Given exercise ▸ Extract each line of the material that follows exactly and omit its pictures.

Excerpts from a figure dataset
┌──
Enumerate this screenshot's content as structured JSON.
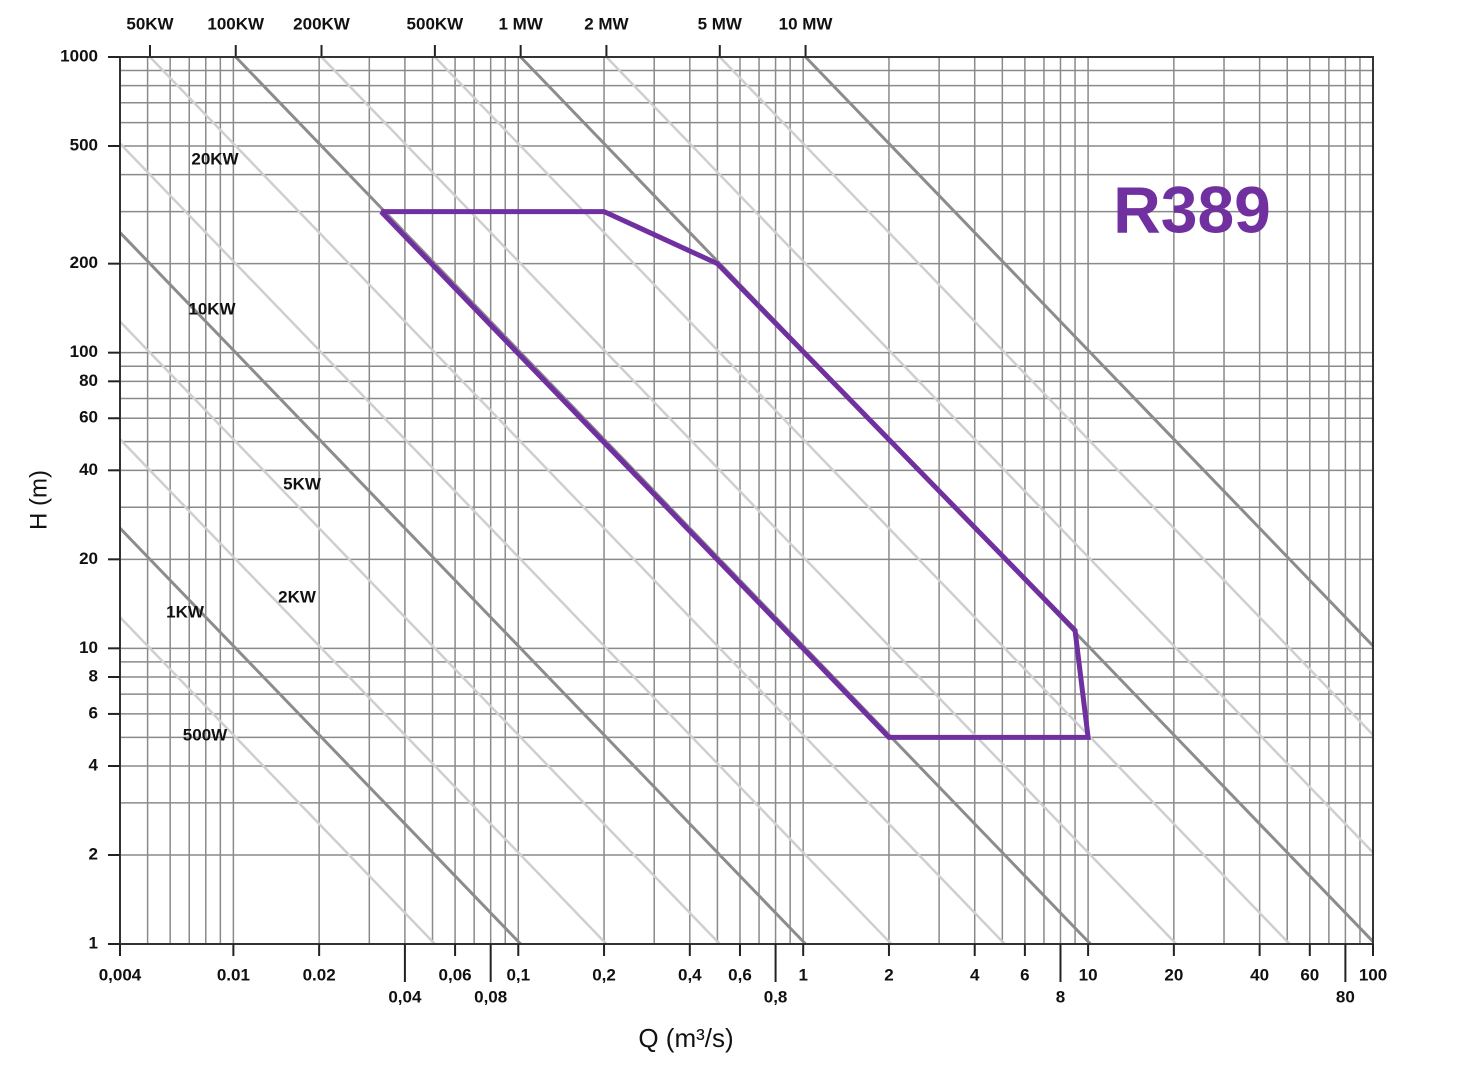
{
  "chart_data": {
    "type": "line",
    "x_label": "Q (m³/s)",
    "y_label": "H (m)",
    "log_x": true,
    "log_y": true,
    "grid": true,
    "xlim": [
      0.004,
      100
    ],
    "ylim": [
      1,
      1000
    ],
    "xticks": [
      {
        "value": 0.004,
        "label": "0,004"
      },
      0.01,
      0.02,
      {
        "value": 0.04,
        "label": "0,04"
      },
      {
        "value": 0.06,
        "label": "0,06"
      },
      {
        "value": 0.08,
        "label": "0,08"
      },
      {
        "value": 0.1,
        "label": "0,1"
      },
      {
        "value": 0.2,
        "label": "0,2"
      },
      {
        "value": 0.4,
        "label": "0,4"
      },
      {
        "value": 0.6,
        "label": "0,6"
      },
      {
        "value": 0.8,
        "label": "0,8"
      },
      1,
      2,
      4,
      6,
      8,
      10,
      20,
      40,
      60,
      80,
      100
    ],
    "yticks": [
      1,
      2,
      4,
      6,
      8,
      10,
      20,
      40,
      60,
      80,
      100,
      200,
      500,
      1000
    ],
    "xgrid": [
      0.004,
      0.005,
      0.006,
      0.007,
      0.008,
      0.009,
      0.01,
      0.02,
      0.03,
      0.04,
      0.05,
      0.06,
      0.07,
      0.08,
      0.09,
      0.1,
      0.2,
      0.3,
      0.4,
      0.5,
      0.6,
      0.7,
      0.8,
      0.9,
      1,
      2,
      3,
      4,
      5,
      6,
      7,
      8,
      9,
      10,
      20,
      30,
      40,
      50,
      60,
      70,
      80,
      90,
      100
    ],
    "ygrid": [
      1,
      2,
      3,
      4,
      5,
      6,
      7,
      8,
      9,
      10,
      20,
      30,
      40,
      50,
      60,
      70,
      80,
      90,
      100,
      200,
      300,
      400,
      500,
      600,
      700,
      800,
      900,
      1000
    ],
    "power_lines": {
      "values": [
        0.5,
        1,
        2,
        5,
        10,
        20,
        50,
        100,
        200,
        500,
        1000,
        2000,
        5000,
        10000
      ],
      "labels": [
        "500W",
        "1KW",
        "2KW",
        "5KW",
        "10KW",
        "20KW",
        "50KW",
        "100KW",
        "200KW",
        "500KW",
        "1 MW",
        "2 MW",
        "5 MW",
        "10 MW"
      ],
      "colors": {
        "major": "#8c8c8c",
        "minor": "#cfcfcf"
      }
    },
    "series": [
      {
        "name": "R389",
        "color": "#7030a0",
        "x": [
          0.033,
          0.2,
          0.5,
          9,
          10,
          2,
          0.033
        ],
        "values": [
          300,
          300,
          200,
          11.5,
          5,
          5,
          300
        ]
      }
    ]
  }
}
└──
Solved exercise ▸
Enumerate this screenshot's content as structured JSON.
{
  "chart_data": {
    "type": "line",
    "x_label": "Q (m³/s)",
    "y_label": "H (m)",
    "log_x": true,
    "log_y": true,
    "grid": true,
    "xlim": [
      0.004,
      100
    ],
    "ylim": [
      1,
      1000
    ],
    "xticks": [
      {
        "value": 0.004,
        "label": "0,004"
      },
      0.01,
      0.02,
      {
        "value": 0.04,
        "label": "0,04"
      },
      {
        "value": 0.06,
        "label": "0,06"
      },
      {
        "value": 0.08,
        "label": "0,08"
      },
      {
        "value": 0.1,
        "label": "0,1"
      },
      {
        "value": 0.2,
        "label": "0,2"
      },
      {
        "value": 0.4,
        "label": "0,4"
      },
      {
        "value": 0.6,
        "label": "0,6"
      },
      {
        "value": 0.8,
        "label": "0,8"
      },
      1,
      2,
      4,
      6,
      8,
      10,
      20,
      40,
      60,
      80,
      100
    ],
    "yticks": [
      1,
      2,
      4,
      6,
      8,
      10,
      20,
      40,
      60,
      80,
      100,
      200,
      500,
      1000
    ],
    "xgrid": [
      0.004,
      0.005,
      0.006,
      0.007,
      0.008,
      0.009,
      0.01,
      0.02,
      0.03,
      0.04,
      0.05,
      0.06,
      0.07,
      0.08,
      0.09,
      0.1,
      0.2,
      0.3,
      0.4,
      0.5,
      0.6,
      0.7,
      0.8,
      0.9,
      1,
      2,
      3,
      4,
      5,
      6,
      7,
      8,
      9,
      10,
      20,
      30,
      40,
      50,
      60,
      70,
      80,
      90,
      100
    ],
    "ygrid": [
      1,
      2,
      3,
      4,
      5,
      6,
      7,
      8,
      9,
      10,
      20,
      30,
      40,
      50,
      60,
      70,
      80,
      90,
      100,
      200,
      300,
      400,
      500,
      600,
      700,
      800,
      900,
      1000
    ],
    "power_lines": {
      "values": [
        0.5,
        1,
        2,
        5,
        10,
        20,
        50,
        100,
        200,
        500,
        1000,
        2000,
        5000,
        10000
      ],
      "labels": [
        "500W",
        "1KW",
        "2KW",
        "5KW",
        "10KW",
        "20KW",
        "50KW",
        "100KW",
        "200KW",
        "500KW",
        "1 MW",
        "2 MW",
        "5 MW",
        "10 MW"
      ],
      "colors": {
        "major": "#8c8c8c",
        "minor": "#cfcfcf"
      }
    },
    "series": [
      {
        "name": "R389",
        "color": "#7030a0",
        "x": [
          0.033,
          0.2,
          0.5,
          9,
          10,
          2,
          0.033
        ],
        "values": [
          300,
          300,
          200,
          11.5,
          5,
          5,
          300
        ]
      }
    ]
  }
}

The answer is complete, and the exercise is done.